━━━ Records for the task

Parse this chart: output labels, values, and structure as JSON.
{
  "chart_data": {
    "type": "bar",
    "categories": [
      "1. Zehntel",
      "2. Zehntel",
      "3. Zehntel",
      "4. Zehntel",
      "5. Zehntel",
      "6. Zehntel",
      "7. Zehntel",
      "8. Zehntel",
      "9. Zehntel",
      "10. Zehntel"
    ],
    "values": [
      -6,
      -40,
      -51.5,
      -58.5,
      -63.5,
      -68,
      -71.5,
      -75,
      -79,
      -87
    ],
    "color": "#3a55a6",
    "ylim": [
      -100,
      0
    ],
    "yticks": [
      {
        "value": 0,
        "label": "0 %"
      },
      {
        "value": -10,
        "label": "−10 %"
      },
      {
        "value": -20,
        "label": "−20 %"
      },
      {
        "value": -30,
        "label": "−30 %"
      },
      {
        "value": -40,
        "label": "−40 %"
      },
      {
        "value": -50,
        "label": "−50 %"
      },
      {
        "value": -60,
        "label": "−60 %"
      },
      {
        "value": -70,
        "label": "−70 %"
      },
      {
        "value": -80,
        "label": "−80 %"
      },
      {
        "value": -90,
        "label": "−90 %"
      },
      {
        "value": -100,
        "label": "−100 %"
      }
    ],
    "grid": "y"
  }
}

━━━━━━

■ Do this:
Give an exact repetition of all the material.

■ Task solution:
Parse this chart: output labels, values, and structure as JSON.
{
  "chart_data": {
    "type": "bar",
    "categories": [
      "1. Zehntel",
      "2. Zehntel",
      "3. Zehntel",
      "4. Zehntel",
      "5. Zehntel",
      "6. Zehntel",
      "7. Zehntel",
      "8. Zehntel",
      "9. Zehntel",
      "10. Zehntel"
    ],
    "values": [
      -6,
      -40,
      -51.5,
      -58.5,
      -63.5,
      -68,
      -71.5,
      -75,
      -79,
      -87
    ],
    "color": "#3a55a6",
    "ylim": [
      -100,
      0
    ],
    "yticks": [
      {
        "value": 0,
        "label": "0 %"
      },
      {
        "value": -10,
        "label": "−10 %"
      },
      {
        "value": -20,
        "label": "−20 %"
      },
      {
        "value": -30,
        "label": "−30 %"
      },
      {
        "value": -40,
        "label": "−40 %"
      },
      {
        "value": -50,
        "label": "−50 %"
      },
      {
        "value": -60,
        "label": "−60 %"
      },
      {
        "value": -70,
        "label": "−70 %"
      },
      {
        "value": -80,
        "label": "−80 %"
      },
      {
        "value": -90,
        "label": "−90 %"
      },
      {
        "value": -100,
        "label": "−100 %"
      }
    ],
    "grid": "y"
  }
}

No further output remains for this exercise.